* [What is asked]:
Pull each line containing "title" out of the data and copy it.

* [Information provided]:
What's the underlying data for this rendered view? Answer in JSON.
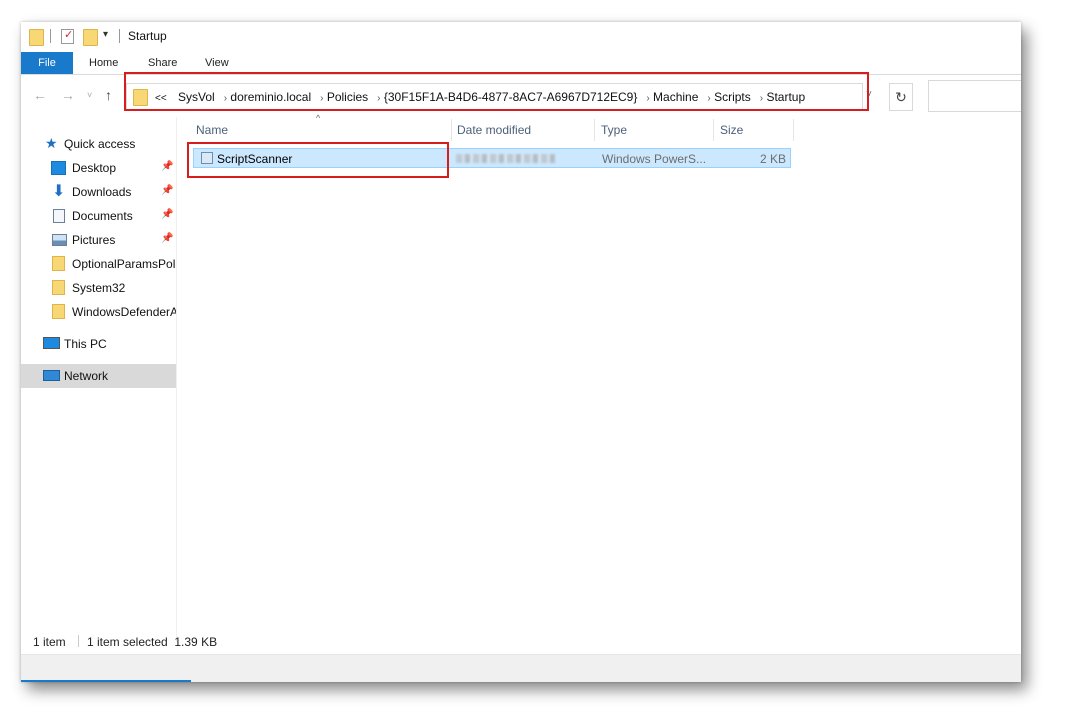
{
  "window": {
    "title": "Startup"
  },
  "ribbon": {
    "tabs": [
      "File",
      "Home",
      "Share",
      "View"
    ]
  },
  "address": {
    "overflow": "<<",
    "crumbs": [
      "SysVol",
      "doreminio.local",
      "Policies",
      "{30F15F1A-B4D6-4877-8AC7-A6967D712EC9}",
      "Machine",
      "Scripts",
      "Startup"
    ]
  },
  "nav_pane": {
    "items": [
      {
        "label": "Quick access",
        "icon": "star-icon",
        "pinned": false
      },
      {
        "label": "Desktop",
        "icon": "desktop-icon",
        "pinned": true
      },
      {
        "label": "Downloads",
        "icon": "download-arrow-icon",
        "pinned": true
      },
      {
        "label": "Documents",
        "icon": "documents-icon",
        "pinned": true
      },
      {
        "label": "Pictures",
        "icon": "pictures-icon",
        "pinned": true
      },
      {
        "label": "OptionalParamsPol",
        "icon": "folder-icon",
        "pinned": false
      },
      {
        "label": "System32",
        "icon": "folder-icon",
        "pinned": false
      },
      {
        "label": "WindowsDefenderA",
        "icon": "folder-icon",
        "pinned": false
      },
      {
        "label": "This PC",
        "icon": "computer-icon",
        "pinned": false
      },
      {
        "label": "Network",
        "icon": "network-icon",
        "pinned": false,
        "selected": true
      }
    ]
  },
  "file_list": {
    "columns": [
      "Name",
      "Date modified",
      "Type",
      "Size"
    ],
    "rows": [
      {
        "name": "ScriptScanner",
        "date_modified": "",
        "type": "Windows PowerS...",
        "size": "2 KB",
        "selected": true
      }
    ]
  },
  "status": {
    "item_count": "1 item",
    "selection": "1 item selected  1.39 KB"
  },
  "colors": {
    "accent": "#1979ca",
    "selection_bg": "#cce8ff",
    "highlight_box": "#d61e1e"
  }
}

...

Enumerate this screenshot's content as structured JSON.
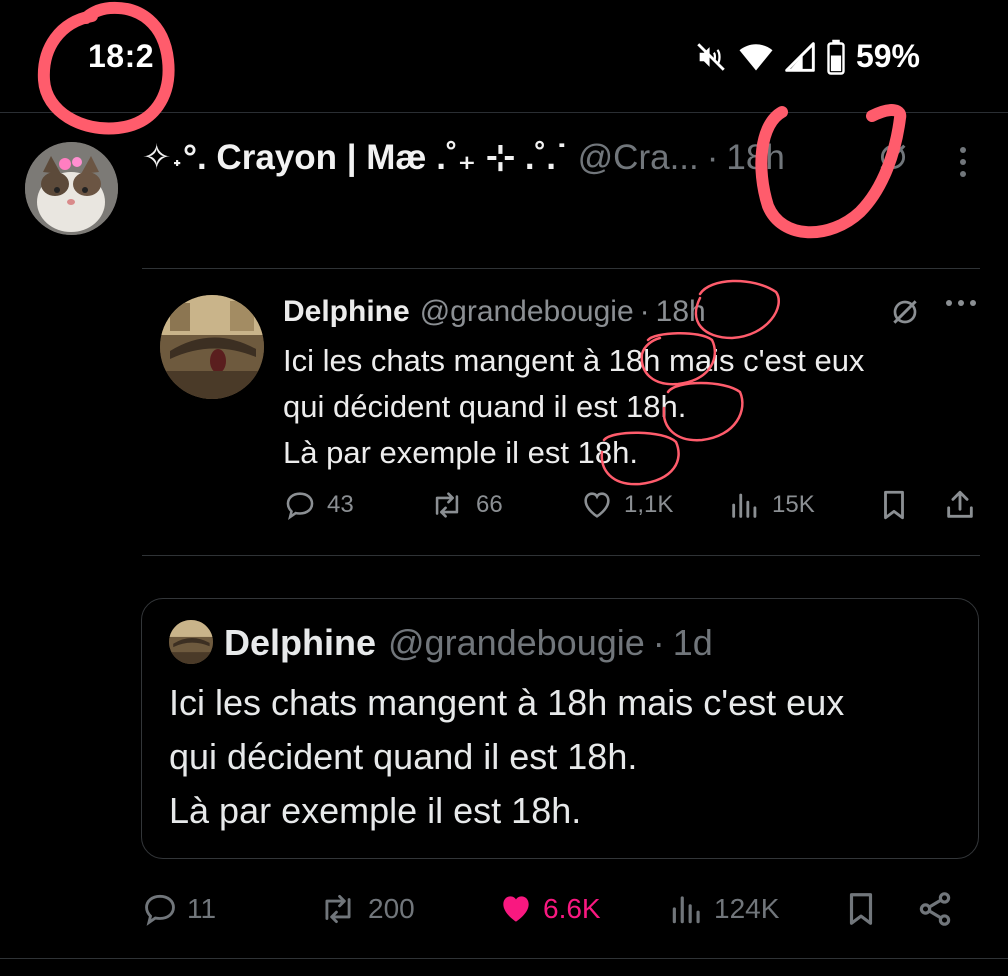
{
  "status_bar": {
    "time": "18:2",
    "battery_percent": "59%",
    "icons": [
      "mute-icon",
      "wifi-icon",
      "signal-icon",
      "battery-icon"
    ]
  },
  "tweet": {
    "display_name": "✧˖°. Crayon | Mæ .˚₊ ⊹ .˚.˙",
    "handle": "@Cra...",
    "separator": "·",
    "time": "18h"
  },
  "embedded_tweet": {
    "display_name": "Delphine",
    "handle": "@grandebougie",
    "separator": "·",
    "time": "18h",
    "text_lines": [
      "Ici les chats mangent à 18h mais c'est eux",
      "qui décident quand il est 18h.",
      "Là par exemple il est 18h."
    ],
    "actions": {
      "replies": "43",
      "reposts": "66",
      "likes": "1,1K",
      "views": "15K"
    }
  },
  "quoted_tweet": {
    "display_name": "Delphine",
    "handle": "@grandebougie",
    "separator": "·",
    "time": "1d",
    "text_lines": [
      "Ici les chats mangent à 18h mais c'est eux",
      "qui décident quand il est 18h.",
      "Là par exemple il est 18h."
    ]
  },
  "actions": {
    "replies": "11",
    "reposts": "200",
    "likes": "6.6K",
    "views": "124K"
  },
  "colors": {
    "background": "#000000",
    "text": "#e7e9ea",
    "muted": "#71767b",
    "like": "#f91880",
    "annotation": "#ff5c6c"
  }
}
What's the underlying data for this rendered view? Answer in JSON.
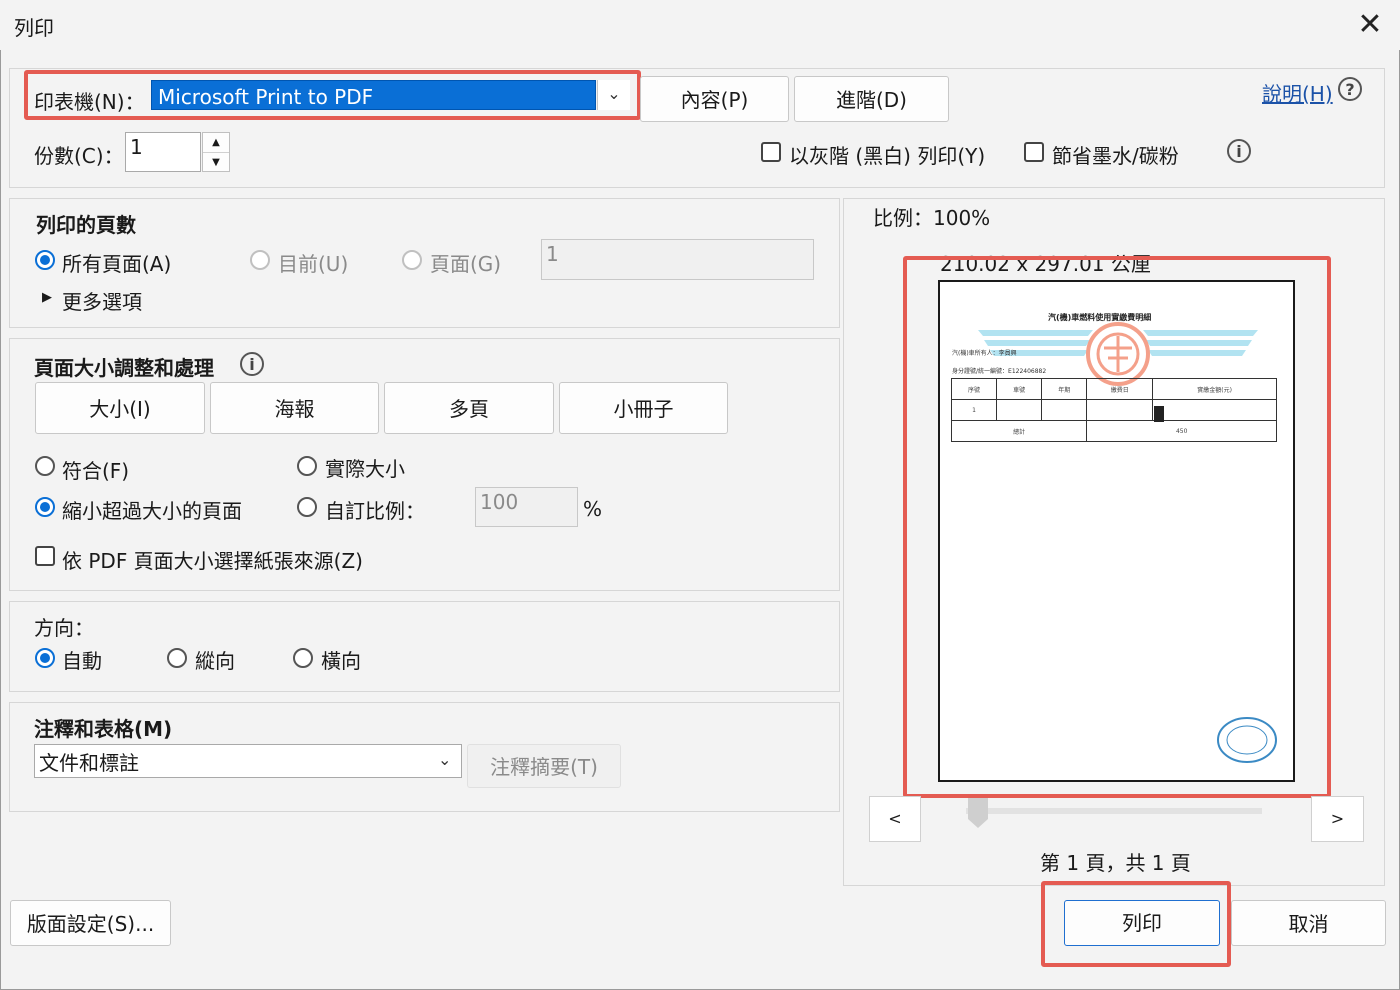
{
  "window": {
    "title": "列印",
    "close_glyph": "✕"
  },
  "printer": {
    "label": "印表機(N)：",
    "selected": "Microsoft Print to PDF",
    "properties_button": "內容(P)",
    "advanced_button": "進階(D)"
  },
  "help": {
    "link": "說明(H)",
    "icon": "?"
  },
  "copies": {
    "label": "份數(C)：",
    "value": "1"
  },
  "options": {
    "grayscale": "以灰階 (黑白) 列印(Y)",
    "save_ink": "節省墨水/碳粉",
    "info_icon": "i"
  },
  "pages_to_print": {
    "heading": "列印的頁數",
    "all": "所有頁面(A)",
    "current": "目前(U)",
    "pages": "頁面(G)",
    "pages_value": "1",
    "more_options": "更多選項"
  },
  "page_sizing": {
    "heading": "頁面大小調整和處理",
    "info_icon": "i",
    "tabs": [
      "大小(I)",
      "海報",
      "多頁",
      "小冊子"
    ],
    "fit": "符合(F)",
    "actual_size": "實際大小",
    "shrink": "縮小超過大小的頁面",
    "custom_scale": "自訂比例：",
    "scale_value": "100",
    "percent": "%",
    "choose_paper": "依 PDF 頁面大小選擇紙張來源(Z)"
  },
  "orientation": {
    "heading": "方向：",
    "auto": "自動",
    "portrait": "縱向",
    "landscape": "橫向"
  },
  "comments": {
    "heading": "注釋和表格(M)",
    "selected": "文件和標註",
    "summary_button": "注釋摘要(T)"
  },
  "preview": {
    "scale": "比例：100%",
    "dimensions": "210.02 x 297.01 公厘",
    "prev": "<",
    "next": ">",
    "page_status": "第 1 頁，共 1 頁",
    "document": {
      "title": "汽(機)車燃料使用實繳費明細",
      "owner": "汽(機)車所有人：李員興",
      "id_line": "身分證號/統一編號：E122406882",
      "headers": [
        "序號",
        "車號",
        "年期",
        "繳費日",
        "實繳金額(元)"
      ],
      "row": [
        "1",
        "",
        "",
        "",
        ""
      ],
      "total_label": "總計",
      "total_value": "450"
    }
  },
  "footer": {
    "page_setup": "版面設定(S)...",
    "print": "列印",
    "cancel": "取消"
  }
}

* [Answer to the problem]:
    "title": "Startup"
    "title": "列印",
      "title": "汽(機)車燃料使用實繳費明細",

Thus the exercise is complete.